Your instructions
Write out the full listing exactly as given, minus the images.

Entries shown
---

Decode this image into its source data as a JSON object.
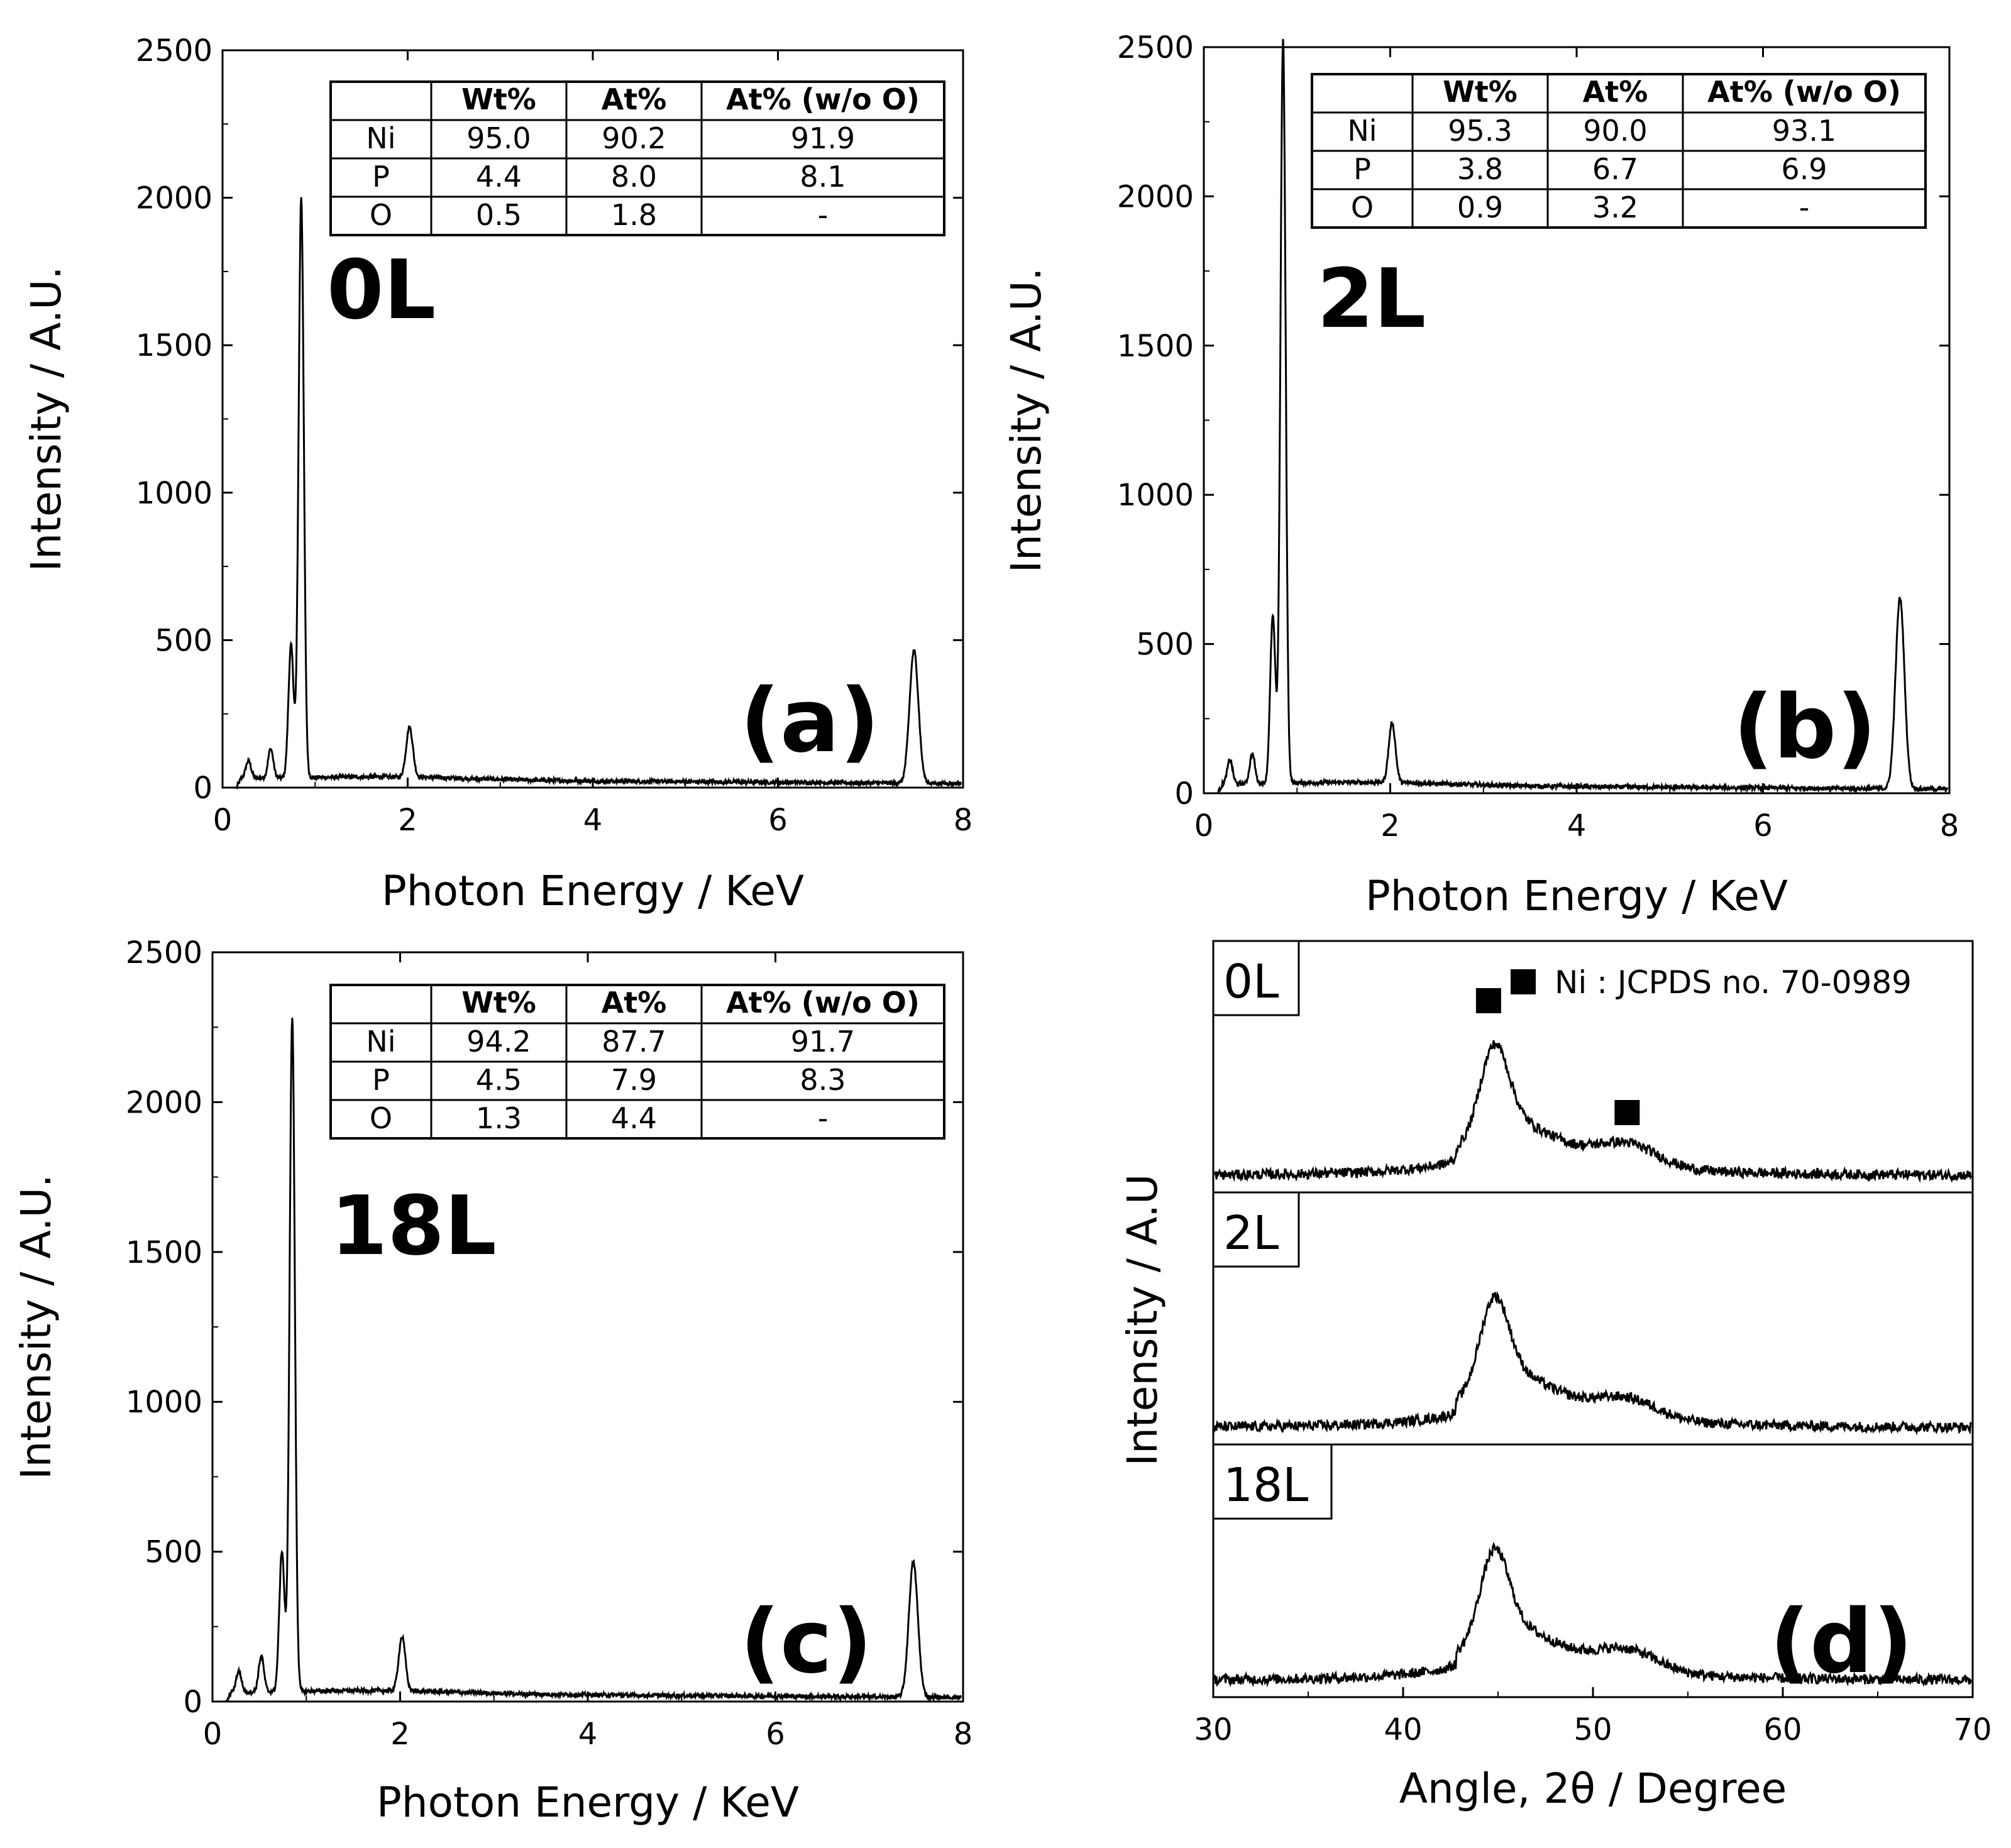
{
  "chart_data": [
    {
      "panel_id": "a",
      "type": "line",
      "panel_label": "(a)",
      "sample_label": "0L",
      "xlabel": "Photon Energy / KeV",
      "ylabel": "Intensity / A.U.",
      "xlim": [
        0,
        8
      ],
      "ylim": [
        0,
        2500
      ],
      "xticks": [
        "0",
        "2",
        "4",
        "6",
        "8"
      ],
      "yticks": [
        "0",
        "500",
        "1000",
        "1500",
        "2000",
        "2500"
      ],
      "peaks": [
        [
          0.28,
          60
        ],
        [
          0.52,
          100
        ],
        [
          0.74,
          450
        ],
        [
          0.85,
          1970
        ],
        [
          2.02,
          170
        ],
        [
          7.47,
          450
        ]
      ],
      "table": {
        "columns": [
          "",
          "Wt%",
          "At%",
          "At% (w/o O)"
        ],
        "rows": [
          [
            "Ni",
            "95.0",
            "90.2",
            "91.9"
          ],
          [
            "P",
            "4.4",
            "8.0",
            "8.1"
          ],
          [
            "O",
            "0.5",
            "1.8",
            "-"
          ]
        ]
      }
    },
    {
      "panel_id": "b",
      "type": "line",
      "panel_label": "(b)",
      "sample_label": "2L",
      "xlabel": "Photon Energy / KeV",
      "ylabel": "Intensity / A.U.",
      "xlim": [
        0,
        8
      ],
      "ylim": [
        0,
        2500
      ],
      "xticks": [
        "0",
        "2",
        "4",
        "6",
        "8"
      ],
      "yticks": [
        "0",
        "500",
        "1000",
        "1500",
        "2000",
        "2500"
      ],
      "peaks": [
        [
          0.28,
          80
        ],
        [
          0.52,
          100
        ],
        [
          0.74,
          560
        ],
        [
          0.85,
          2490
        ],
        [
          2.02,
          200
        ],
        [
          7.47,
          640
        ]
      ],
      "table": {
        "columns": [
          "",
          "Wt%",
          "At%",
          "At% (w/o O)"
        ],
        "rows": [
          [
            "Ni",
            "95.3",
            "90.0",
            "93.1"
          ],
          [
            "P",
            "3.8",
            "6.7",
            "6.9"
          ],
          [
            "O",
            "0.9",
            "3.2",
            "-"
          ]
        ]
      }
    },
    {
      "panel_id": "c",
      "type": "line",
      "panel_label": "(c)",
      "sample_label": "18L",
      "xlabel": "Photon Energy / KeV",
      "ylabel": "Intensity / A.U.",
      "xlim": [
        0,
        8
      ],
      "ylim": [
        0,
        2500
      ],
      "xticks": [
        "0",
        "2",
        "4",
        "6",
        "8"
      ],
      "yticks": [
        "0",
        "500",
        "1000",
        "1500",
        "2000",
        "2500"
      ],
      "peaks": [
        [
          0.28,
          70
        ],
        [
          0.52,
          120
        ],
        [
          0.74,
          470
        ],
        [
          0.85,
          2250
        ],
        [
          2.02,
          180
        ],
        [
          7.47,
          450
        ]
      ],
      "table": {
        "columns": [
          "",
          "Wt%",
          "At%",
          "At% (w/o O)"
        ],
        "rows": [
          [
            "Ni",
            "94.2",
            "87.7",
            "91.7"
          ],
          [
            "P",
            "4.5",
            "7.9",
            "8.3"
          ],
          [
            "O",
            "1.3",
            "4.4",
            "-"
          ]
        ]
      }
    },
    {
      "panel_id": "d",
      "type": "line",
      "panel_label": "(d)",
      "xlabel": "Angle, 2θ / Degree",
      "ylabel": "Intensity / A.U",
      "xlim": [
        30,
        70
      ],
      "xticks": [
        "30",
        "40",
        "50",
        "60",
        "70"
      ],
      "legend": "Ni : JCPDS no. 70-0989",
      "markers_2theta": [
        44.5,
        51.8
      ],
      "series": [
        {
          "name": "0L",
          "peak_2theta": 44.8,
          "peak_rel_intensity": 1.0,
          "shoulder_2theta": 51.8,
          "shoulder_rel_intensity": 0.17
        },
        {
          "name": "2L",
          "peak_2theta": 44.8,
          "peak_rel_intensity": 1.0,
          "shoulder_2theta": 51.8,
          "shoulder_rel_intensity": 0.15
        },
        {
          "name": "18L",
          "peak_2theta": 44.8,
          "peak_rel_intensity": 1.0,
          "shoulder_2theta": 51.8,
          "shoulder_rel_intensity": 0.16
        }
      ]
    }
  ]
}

---

Answer to the task
Decode this image into its source data as a JSON object.
{
  "chart_data": [
    {
      "panel_id": "a",
      "type": "line",
      "panel_label": "(a)",
      "sample_label": "0L",
      "xlabel": "Photon Energy / KeV",
      "ylabel": "Intensity / A.U.",
      "xlim": [
        0,
        8
      ],
      "ylim": [
        0,
        2500
      ],
      "xticks": [
        "0",
        "2",
        "4",
        "6",
        "8"
      ],
      "yticks": [
        "0",
        "500",
        "1000",
        "1500",
        "2000",
        "2500"
      ],
      "peaks": [
        [
          0.28,
          60
        ],
        [
          0.52,
          100
        ],
        [
          0.74,
          450
        ],
        [
          0.85,
          1970
        ],
        [
          2.02,
          170
        ],
        [
          7.47,
          450
        ]
      ],
      "table": {
        "columns": [
          "",
          "Wt%",
          "At%",
          "At% (w/o O)"
        ],
        "rows": [
          [
            "Ni",
            "95.0",
            "90.2",
            "91.9"
          ],
          [
            "P",
            "4.4",
            "8.0",
            "8.1"
          ],
          [
            "O",
            "0.5",
            "1.8",
            "-"
          ]
        ]
      }
    },
    {
      "panel_id": "b",
      "type": "line",
      "panel_label": "(b)",
      "sample_label": "2L",
      "xlabel": "Photon Energy / KeV",
      "ylabel": "Intensity / A.U.",
      "xlim": [
        0,
        8
      ],
      "ylim": [
        0,
        2500
      ],
      "xticks": [
        "0",
        "2",
        "4",
        "6",
        "8"
      ],
      "yticks": [
        "0",
        "500",
        "1000",
        "1500",
        "2000",
        "2500"
      ],
      "peaks": [
        [
          0.28,
          80
        ],
        [
          0.52,
          100
        ],
        [
          0.74,
          560
        ],
        [
          0.85,
          2490
        ],
        [
          2.02,
          200
        ],
        [
          7.47,
          640
        ]
      ],
      "table": {
        "columns": [
          "",
          "Wt%",
          "At%",
          "At% (w/o O)"
        ],
        "rows": [
          [
            "Ni",
            "95.3",
            "90.0",
            "93.1"
          ],
          [
            "P",
            "3.8",
            "6.7",
            "6.9"
          ],
          [
            "O",
            "0.9",
            "3.2",
            "-"
          ]
        ]
      }
    },
    {
      "panel_id": "c",
      "type": "line",
      "panel_label": "(c)",
      "sample_label": "18L",
      "xlabel": "Photon Energy / KeV",
      "ylabel": "Intensity / A.U.",
      "xlim": [
        0,
        8
      ],
      "ylim": [
        0,
        2500
      ],
      "xticks": [
        "0",
        "2",
        "4",
        "6",
        "8"
      ],
      "yticks": [
        "0",
        "500",
        "1000",
        "1500",
        "2000",
        "2500"
      ],
      "peaks": [
        [
          0.28,
          70
        ],
        [
          0.52,
          120
        ],
        [
          0.74,
          470
        ],
        [
          0.85,
          2250
        ],
        [
          2.02,
          180
        ],
        [
          7.47,
          450
        ]
      ],
      "table": {
        "columns": [
          "",
          "Wt%",
          "At%",
          "At% (w/o O)"
        ],
        "rows": [
          [
            "Ni",
            "94.2",
            "87.7",
            "91.7"
          ],
          [
            "P",
            "4.5",
            "7.9",
            "8.3"
          ],
          [
            "O",
            "1.3",
            "4.4",
            "-"
          ]
        ]
      }
    },
    {
      "panel_id": "d",
      "type": "line",
      "panel_label": "(d)",
      "xlabel": "Angle, 2θ / Degree",
      "ylabel": "Intensity / A.U",
      "xlim": [
        30,
        70
      ],
      "xticks": [
        "30",
        "40",
        "50",
        "60",
        "70"
      ],
      "legend": "Ni : JCPDS no. 70-0989",
      "markers_2theta": [
        44.5,
        51.8
      ],
      "series": [
        {
          "name": "0L",
          "peak_2theta": 44.8,
          "peak_rel_intensity": 1.0,
          "shoulder_2theta": 51.8,
          "shoulder_rel_intensity": 0.17
        },
        {
          "name": "2L",
          "peak_2theta": 44.8,
          "peak_rel_intensity": 1.0,
          "shoulder_2theta": 51.8,
          "shoulder_rel_intensity": 0.15
        },
        {
          "name": "18L",
          "peak_2theta": 44.8,
          "peak_rel_intensity": 1.0,
          "shoulder_2theta": 51.8,
          "shoulder_rel_intensity": 0.16
        }
      ]
    }
  ]
}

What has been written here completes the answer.